→ DIRECTIONS FOR THIS TASK
Pull out every line of the records below that contains the word "month", and copy each one unchanged.
┌─ ENTRIES SUPPLIED
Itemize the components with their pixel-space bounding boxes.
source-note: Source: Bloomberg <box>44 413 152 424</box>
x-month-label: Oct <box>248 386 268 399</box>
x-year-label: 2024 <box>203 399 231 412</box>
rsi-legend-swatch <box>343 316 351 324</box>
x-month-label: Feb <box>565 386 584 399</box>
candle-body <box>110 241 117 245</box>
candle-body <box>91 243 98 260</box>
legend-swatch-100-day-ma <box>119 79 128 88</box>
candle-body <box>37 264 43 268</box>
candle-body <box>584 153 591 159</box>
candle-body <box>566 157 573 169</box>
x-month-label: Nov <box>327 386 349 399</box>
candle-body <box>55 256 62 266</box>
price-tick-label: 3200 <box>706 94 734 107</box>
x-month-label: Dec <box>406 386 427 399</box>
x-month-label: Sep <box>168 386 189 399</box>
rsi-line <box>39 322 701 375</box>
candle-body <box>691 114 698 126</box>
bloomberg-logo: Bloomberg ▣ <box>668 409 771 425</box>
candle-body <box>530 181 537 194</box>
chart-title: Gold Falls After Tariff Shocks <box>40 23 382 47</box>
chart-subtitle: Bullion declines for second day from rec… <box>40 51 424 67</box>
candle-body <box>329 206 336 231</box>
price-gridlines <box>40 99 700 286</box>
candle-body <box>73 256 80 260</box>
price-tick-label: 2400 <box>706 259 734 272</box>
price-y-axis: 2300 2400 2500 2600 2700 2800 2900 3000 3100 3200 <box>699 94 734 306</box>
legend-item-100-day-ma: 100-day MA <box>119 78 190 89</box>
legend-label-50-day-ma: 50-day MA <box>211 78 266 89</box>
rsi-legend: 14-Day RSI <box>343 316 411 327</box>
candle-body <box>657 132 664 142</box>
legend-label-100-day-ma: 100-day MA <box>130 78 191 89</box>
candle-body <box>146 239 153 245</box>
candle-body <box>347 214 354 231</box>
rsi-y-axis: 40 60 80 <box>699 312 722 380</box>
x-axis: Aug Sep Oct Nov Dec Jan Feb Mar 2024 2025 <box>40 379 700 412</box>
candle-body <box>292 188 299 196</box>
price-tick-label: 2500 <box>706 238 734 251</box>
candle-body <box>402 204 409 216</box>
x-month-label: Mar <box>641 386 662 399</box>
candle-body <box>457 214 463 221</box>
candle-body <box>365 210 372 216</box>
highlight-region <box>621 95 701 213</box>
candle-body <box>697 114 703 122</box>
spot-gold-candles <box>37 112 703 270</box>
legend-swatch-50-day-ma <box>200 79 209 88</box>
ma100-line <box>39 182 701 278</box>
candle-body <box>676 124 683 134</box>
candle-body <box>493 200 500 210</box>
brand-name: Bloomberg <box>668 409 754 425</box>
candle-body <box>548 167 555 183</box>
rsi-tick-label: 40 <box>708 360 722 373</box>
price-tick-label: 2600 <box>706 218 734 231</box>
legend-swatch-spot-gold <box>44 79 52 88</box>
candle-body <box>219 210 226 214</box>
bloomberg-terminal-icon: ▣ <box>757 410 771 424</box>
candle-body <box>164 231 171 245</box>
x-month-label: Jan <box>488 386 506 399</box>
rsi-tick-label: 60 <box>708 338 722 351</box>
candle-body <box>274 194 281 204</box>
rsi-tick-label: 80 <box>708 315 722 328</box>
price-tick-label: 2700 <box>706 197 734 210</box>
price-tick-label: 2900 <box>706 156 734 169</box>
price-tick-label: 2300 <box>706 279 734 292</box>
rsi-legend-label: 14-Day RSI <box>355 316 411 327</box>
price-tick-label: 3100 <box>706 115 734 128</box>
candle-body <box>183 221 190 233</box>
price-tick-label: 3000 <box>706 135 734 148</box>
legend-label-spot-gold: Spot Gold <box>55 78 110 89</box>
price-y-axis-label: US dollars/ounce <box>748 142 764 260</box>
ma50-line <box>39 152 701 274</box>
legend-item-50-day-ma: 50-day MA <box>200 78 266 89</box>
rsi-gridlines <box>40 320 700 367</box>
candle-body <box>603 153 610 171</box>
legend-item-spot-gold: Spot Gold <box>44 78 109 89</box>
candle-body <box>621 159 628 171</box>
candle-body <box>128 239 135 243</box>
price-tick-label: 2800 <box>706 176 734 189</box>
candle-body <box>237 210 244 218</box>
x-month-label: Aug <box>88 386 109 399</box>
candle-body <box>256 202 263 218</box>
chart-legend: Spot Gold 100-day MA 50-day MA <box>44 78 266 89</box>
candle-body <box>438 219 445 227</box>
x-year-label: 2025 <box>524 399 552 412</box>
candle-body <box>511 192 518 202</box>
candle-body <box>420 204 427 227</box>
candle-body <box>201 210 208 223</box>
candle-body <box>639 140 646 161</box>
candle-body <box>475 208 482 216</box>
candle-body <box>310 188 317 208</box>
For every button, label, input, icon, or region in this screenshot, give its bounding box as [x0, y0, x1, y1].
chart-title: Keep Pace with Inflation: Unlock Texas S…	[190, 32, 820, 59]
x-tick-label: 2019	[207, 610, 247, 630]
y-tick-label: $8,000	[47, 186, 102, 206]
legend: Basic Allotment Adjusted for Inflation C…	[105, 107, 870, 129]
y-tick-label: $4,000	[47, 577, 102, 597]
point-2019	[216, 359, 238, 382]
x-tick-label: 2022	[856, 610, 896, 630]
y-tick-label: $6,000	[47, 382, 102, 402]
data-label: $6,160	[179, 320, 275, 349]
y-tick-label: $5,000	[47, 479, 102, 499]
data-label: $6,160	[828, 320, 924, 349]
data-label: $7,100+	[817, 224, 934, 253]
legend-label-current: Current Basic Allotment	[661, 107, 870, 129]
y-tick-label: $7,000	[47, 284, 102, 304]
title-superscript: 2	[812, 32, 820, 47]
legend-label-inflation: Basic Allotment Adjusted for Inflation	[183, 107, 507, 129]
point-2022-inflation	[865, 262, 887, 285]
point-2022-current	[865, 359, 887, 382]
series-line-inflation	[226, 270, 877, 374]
└─
→ EXERCISE OUTPUT
x-month-label: Oct <box>248 386 268 399</box>
x-month-label: Feb <box>565 386 584 399</box>
x-month-label: Nov <box>327 386 349 399</box>
x-month-label: Dec <box>406 386 427 399</box>
x-month-label: Sep <box>168 386 189 399</box>
x-month-label: Mar <box>641 386 662 399</box>
x-month-label: Jan <box>488 386 506 399</box>
x-month-label: Aug <box>88 386 109 399</box>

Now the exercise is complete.